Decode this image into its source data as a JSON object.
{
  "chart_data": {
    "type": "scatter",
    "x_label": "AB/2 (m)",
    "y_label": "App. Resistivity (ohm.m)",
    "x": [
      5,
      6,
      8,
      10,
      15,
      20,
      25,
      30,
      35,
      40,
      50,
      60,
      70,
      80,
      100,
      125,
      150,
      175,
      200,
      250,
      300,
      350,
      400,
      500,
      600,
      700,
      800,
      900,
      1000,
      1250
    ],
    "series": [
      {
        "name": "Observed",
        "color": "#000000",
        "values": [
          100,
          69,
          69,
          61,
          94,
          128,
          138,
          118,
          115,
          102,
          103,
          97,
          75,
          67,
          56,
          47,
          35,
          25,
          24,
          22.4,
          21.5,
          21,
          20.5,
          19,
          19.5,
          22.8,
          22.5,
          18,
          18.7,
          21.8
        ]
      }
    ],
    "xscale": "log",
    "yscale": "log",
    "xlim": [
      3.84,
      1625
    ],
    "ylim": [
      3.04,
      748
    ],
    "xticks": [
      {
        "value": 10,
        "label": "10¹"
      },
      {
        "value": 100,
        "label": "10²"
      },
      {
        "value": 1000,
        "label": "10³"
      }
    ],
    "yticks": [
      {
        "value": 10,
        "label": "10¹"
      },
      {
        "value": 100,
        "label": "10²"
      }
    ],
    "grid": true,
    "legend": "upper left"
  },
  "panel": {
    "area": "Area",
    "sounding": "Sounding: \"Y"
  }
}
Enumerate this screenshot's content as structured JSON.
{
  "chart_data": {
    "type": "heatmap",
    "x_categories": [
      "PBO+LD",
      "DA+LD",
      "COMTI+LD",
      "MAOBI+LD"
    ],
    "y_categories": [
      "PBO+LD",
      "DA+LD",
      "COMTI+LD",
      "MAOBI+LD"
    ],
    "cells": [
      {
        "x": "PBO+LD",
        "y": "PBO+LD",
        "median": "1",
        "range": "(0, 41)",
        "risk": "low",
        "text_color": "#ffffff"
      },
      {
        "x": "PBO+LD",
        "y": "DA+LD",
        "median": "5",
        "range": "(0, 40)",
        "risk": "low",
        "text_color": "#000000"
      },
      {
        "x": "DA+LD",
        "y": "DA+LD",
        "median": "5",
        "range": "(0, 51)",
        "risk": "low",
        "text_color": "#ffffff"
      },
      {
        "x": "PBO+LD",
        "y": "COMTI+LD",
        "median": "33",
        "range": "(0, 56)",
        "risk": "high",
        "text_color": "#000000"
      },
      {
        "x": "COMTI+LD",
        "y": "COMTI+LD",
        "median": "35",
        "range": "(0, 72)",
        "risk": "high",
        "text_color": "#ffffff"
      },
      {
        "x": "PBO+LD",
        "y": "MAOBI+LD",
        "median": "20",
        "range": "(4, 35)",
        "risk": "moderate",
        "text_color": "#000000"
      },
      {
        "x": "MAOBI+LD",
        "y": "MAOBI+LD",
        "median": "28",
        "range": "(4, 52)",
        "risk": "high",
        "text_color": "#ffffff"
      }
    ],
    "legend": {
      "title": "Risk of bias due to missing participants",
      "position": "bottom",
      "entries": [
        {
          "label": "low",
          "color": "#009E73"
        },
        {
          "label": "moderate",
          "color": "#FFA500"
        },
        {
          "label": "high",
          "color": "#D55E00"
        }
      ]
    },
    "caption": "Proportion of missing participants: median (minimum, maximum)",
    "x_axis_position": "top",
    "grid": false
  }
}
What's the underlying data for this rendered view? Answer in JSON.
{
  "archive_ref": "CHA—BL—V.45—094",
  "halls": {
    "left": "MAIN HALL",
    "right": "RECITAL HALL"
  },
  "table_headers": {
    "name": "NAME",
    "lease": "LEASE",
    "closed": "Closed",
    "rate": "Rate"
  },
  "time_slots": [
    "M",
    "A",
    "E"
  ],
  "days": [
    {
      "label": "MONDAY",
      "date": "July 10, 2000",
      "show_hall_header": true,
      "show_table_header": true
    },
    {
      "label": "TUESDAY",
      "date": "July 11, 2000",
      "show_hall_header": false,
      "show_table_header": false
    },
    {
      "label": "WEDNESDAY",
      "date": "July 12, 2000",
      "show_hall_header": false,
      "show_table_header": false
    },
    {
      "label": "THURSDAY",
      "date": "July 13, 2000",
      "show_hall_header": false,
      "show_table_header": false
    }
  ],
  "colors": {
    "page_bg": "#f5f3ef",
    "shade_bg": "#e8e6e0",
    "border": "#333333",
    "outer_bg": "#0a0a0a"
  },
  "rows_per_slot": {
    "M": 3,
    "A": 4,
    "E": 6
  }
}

-- -- --

_TASK_
Write out all records exactly, keeping every detail.

_CORRECT ANSWER_
Decode this image into its source data as a JSON object.
{
  "chart_data": {
    "type": "scatter",
    "x_label": "AB/2 (m)",
    "y_label": "App. Resistivity (ohm.m)",
    "x": [
      5,
      6,
      8,
      10,
      15,
      20,
      25,
      30,
      35,
      40,
      50,
      60,
      70,
      80,
      100,
      125,
      150,
      175,
      200,
      250,
      300,
      350,
      400,
      500,
      600,
      700,
      800,
      900,
      1000,
      1250
    ],
    "series": [
      {
        "name": "Observed",
        "color": "#000000",
        "values": [
          100,
          69,
          69,
          61,
          94,
          128,
          138,
          118,
          115,
          102,
          103,
          97,
          75,
          67,
          56,
          47,
          35,
          25,
          24,
          22.4,
          21.5,
          21,
          20.5,
          19,
          19.5,
          22.8,
          22.5,
          18,
          18.7,
          21.8
        ]
      }
    ],
    "xscale": "log",
    "yscale": "log",
    "xlim": [
      3.84,
      1625
    ],
    "ylim": [
      3.04,
      748
    ],
    "xticks": [
      {
        "value": 10,
        "label": "10¹"
      },
      {
        "value": 100,
        "label": "10²"
      },
      {
        "value": 1000,
        "label": "10³"
      }
    ],
    "yticks": [
      {
        "value": 10,
        "label": "10¹"
      },
      {
        "value": 100,
        "label": "10²"
      }
    ],
    "grid": true,
    "legend": "upper left"
  },
  "panel": {
    "area": "Area",
    "sounding": "Sounding: \"Y"
  }
}
Enumerate this screenshot's content as structured JSON.
{
  "chart_data": {
    "type": "heatmap",
    "x_categories": [
      "PBO+LD",
      "DA+LD",
      "COMTI+LD",
      "MAOBI+LD"
    ],
    "y_categories": [
      "PBO+LD",
      "DA+LD",
      "COMTI+LD",
      "MAOBI+LD"
    ],
    "cells": [
      {
        "x": "PBO+LD",
        "y": "PBO+LD",
        "median": "1",
        "range": "(0, 41)",
        "risk": "low",
        "text_color": "#ffffff"
      },
      {
        "x": "PBO+LD",
        "y": "DA+LD",
        "median": "5",
        "range": "(0, 40)",
        "risk": "low",
        "text_color": "#000000"
      },
      {
        "x": "DA+LD",
        "y": "DA+LD",
        "median": "5",
        "range": "(0, 51)",
        "risk": "low",
        "text_color": "#ffffff"
      },
      {
        "x": "PBO+LD",
        "y": "COMTI+LD",
        "median": "33",
        "range": "(0, 56)",
        "risk": "high",
        "text_color": "#000000"
      },
      {
        "x": "COMTI+LD",
        "y": "COMTI+LD",
        "median": "35",
        "range": "(0, 72)",
        "risk": "high",
        "text_color": "#ffffff"
      },
      {
        "x": "PBO+LD",
        "y": "MAOBI+LD",
        "median": "20",
        "range": "(4, 35)",
        "risk": "moderate",
        "text_color": "#000000"
      },
      {
        "x": "MAOBI+LD",
        "y": "MAOBI+LD",
        "median": "28",
        "range": "(4, 52)",
        "risk": "high",
        "text_color": "#ffffff"
      }
    ],
    "legend": {
      "title": "Risk of bias due to missing participants",
      "position": "bottom",
      "entries": [
        {
          "label": "low",
          "color": "#009E73"
        },
        {
          "label": "moderate",
          "color": "#FFA500"
        },
        {
          "label": "high",
          "color": "#D55E00"
        }
      ]
    },
    "caption": "Proportion of missing participants: median (minimum, maximum)",
    "x_axis_position": "top",
    "grid": false
  }
}
What's the underlying data for this rendered view? Answer in JSON.
{
  "archive_ref": "CHA—BL—V.45—094",
  "halls": {
    "left": "MAIN HALL",
    "right": "RECITAL HALL"
  },
  "table_headers": {
    "name": "NAME",
    "lease": "LEASE",
    "closed": "Closed",
    "rate": "Rate"
  },
  "time_slots": [
    "M",
    "A",
    "E"
  ],
  "days": [
    {
      "label": "MONDAY",
      "date": "July 10, 2000",
      "show_hall_header": true,
      "show_table_header": true
    },
    {
      "label": "TUESDAY",
      "date": "July 11, 2000",
      "show_hall_header": false,
      "show_table_header": false
    },
    {
      "label": "WEDNESDAY",
      "date": "July 12, 2000",
      "show_hall_header": false,
      "show_table_header": false
    },
    {
      "label": "THURSDAY",
      "date": "July 13, 2000",
      "show_hall_header": false,
      "show_table_header": false
    }
  ],
  "colors": {
    "page_bg": "#f5f3ef",
    "shade_bg": "#e8e6e0",
    "border": "#333333",
    "outer_bg": "#0a0a0a"
  },
  "rows_per_slot": {
    "M": 3,
    "A": 4,
    "E": 6
  }
}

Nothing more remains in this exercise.